Output all lines exactly, with nothing added or dropped.

· · · · · · ·

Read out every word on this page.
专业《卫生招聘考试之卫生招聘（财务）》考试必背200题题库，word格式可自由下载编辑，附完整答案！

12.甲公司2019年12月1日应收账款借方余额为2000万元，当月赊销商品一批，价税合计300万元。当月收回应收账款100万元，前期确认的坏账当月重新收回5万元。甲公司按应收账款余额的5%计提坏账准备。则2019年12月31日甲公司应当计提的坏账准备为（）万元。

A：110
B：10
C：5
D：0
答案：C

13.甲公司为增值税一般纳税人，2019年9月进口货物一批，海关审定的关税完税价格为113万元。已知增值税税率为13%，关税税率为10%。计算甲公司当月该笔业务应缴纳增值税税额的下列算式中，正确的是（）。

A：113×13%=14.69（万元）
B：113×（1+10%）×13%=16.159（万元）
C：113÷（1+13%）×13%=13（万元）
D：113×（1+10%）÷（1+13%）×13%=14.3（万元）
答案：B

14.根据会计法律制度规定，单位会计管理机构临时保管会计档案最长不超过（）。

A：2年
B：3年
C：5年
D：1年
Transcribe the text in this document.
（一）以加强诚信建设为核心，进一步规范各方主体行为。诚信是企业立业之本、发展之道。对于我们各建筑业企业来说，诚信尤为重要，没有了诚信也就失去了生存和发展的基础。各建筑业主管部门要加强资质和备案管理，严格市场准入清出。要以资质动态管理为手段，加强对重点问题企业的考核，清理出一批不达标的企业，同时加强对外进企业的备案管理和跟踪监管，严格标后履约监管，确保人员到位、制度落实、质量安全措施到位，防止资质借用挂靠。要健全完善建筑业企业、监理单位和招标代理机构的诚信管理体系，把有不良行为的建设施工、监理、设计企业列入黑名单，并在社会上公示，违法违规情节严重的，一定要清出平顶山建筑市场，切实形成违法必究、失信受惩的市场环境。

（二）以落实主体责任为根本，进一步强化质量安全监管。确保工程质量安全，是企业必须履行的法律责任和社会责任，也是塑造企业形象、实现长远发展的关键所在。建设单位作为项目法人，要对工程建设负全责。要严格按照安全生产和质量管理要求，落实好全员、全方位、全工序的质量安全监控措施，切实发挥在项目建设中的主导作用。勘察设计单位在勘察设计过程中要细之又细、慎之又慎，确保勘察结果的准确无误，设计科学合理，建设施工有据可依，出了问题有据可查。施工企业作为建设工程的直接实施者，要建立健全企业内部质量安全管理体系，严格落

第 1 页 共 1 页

· · · · · · ·

**Output below:**
Read out every word on this page.
专业《卫生招聘考试之卫生招聘（财务）》考试必背200题题库，word格式可自由下载编辑，附完整答案！

12.甲公司2019年12月1日应收账款借方余额为2000万元，当月赊销商品一批，价税合计300万元。当月收回应收账款100万元，前期确认的坏账当月重新收回5万元。甲公司按应收账款余额的5%计提坏账准备。则2019年12月31日甲公司应当计提的坏账准备为（）万元。

A：110
B：10
C：5
D：0
答案：C

13.甲公司为增值税一般纳税人，2019年9月进口货物一批，海关审定的关税完税价格为113万元。已知增值税税率为13%，关税税率为10%。计算甲公司当月该笔业务应缴纳增值税税额的下列算式中，正确的是（）。

A：113×13%=14.69（万元）
B：113×（1+10%）×13%=16.159（万元）
C：113÷（1+13%）×13%=13（万元）
D：113×（1+10%）÷（1+13%）×13%=14.3（万元）
答案：B

14.根据会计法律制度规定，单位会计管理机构临时保管会计档案最长不超过（）。

A：2年
B：3年
C：5年
D：1年
Transcribe the text in this document.
（一）以加强诚信建设为核心，进一步规范各方主体行为。诚信是企业立业之本、发展之道。对于我们各建筑业企业来说，诚信尤为重要，没有了诚信也就失去了生存和发展的基础。各建筑业主管部门要加强资质和备案管理，严格市场准入清出。要以资质动态管理为手段，加强对重点问题企业的考核，清理出一批不达标的企业，同时加强对外进企业的备案管理和跟踪监管，严格标后履约监管，确保人员到位、制度落实、质量安全措施到位，防止资质借用挂靠。要健全完善建筑业企业、监理单位和招标代理机构的诚信管理体系，把有不良行为的建设施工、监理、设计企业列入黑名单，并在社会上公示，违法违规情节严重的，一定要清出平顶山建筑市场，切实形成违法必究、失信受惩的市场环境。

（二）以落实主体责任为根本，进一步强化质量安全监管。确保工程质量安全，是企业必须履行的法律责任和社会责任，也是塑造企业形象、实现长远发展的关键所在。建设单位作为项目法人，要对工程建设负全责。要严格按照安全生产和质量管理要求，落实好全员、全方位、全工序的质量安全监控措施，切实发挥在项目建设中的主导作用。勘察设计单位在勘察设计过程中要细之又细、慎之又慎，确保勘察结果的准确无误，设计科学合理，建设施工有据可依，出了问题有据可查。施工企业作为建设工程的直接实施者，要建立健全企业内部质量安全管理体系，严格落

第 1 页 共 1 页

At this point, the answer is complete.